● THE TASK
Reply with one number only: the count of lines below that contain the word "outlay".

● PROVIDED ENTRIES
== == ==
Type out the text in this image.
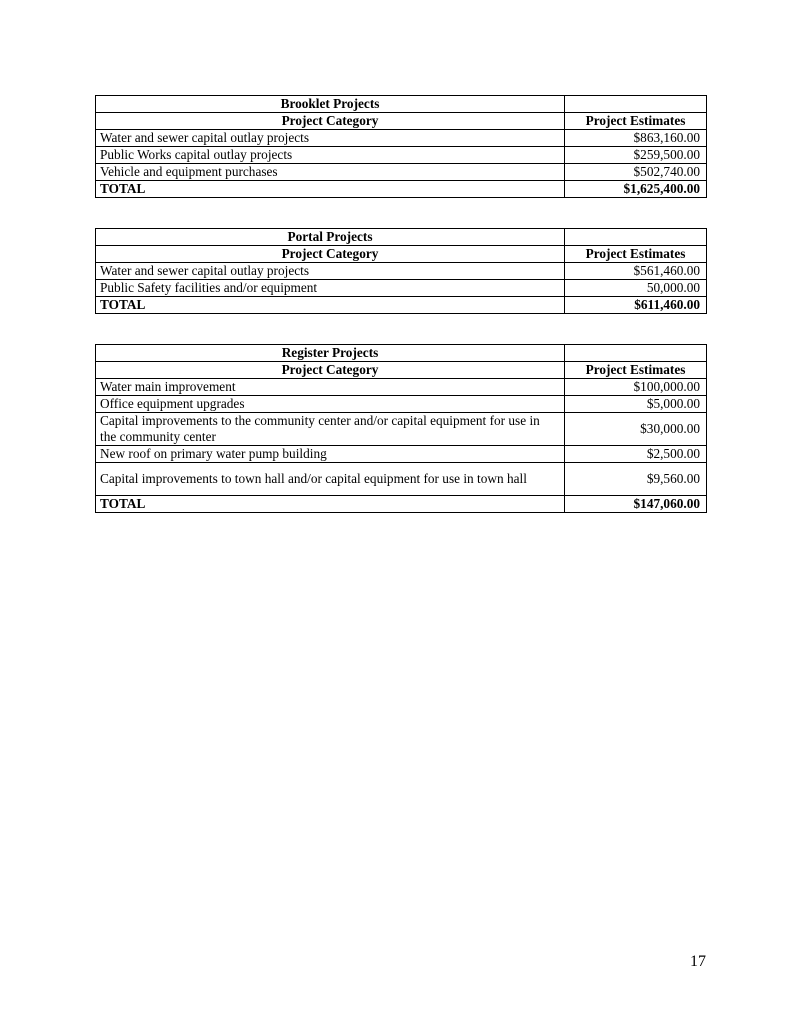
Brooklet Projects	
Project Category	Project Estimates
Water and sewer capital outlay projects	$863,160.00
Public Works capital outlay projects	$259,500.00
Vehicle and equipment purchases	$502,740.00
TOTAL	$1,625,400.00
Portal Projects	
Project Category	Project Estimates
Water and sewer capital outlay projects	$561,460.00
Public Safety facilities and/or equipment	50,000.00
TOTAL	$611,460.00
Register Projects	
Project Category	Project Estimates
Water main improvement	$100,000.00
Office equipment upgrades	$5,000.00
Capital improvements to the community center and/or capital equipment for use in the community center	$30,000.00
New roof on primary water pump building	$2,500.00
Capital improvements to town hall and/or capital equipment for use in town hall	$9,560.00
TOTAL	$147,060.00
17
== == ==
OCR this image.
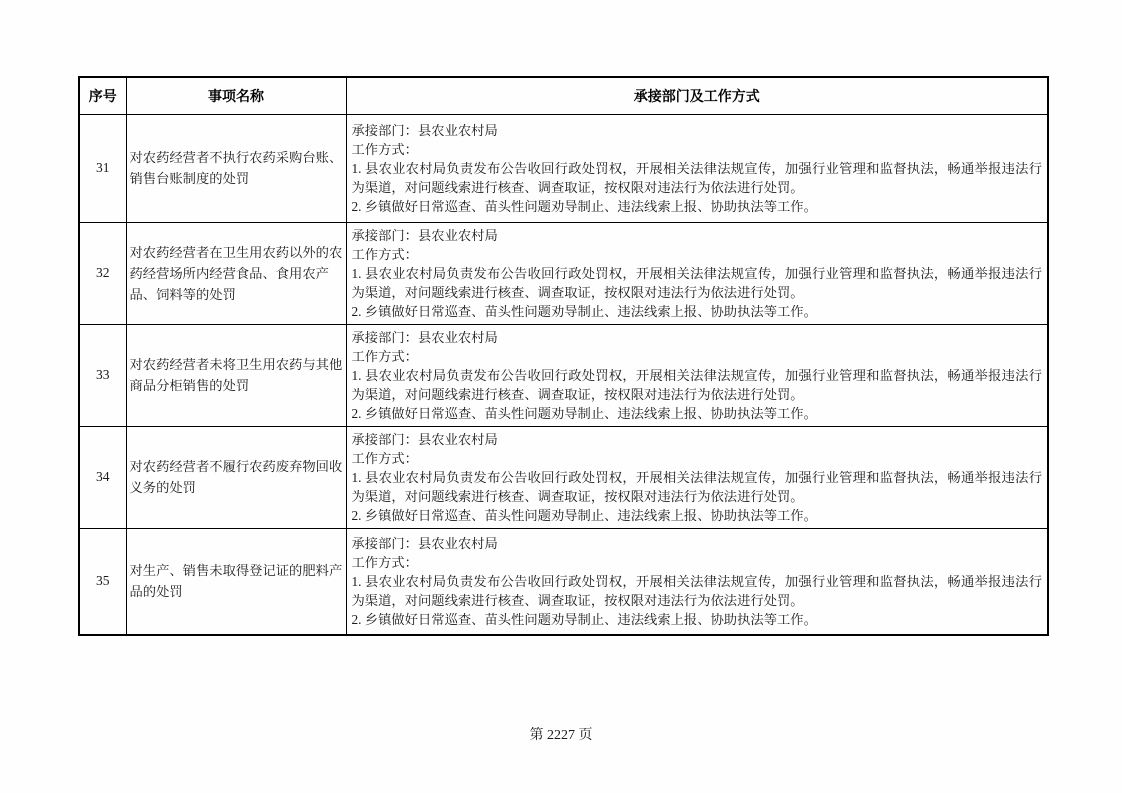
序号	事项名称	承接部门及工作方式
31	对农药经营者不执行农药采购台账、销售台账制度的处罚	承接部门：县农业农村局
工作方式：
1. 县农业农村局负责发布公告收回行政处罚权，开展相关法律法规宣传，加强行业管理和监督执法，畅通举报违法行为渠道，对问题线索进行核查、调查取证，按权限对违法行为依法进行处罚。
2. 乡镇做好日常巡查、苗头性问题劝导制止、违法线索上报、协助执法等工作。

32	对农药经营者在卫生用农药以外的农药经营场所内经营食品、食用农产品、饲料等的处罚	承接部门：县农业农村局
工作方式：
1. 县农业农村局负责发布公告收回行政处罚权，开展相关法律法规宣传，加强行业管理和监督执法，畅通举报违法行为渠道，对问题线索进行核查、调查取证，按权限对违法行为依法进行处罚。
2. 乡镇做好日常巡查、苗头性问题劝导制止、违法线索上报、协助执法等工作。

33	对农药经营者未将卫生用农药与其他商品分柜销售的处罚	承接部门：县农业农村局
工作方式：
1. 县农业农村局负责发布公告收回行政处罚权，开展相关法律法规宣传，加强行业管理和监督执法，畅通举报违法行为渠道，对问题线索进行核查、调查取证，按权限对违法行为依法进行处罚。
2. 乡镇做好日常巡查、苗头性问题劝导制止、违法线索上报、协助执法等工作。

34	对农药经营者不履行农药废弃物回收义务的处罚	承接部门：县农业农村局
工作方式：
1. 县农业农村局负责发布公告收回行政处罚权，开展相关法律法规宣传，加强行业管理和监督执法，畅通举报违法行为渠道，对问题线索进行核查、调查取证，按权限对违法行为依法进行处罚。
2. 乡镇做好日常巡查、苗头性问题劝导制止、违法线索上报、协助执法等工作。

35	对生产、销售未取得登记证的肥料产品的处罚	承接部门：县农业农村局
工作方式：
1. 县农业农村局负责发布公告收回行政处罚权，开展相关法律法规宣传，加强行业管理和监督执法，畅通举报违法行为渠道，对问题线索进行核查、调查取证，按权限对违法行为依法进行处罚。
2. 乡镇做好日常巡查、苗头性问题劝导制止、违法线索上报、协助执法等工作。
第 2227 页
== == ==
● THE REPLY
3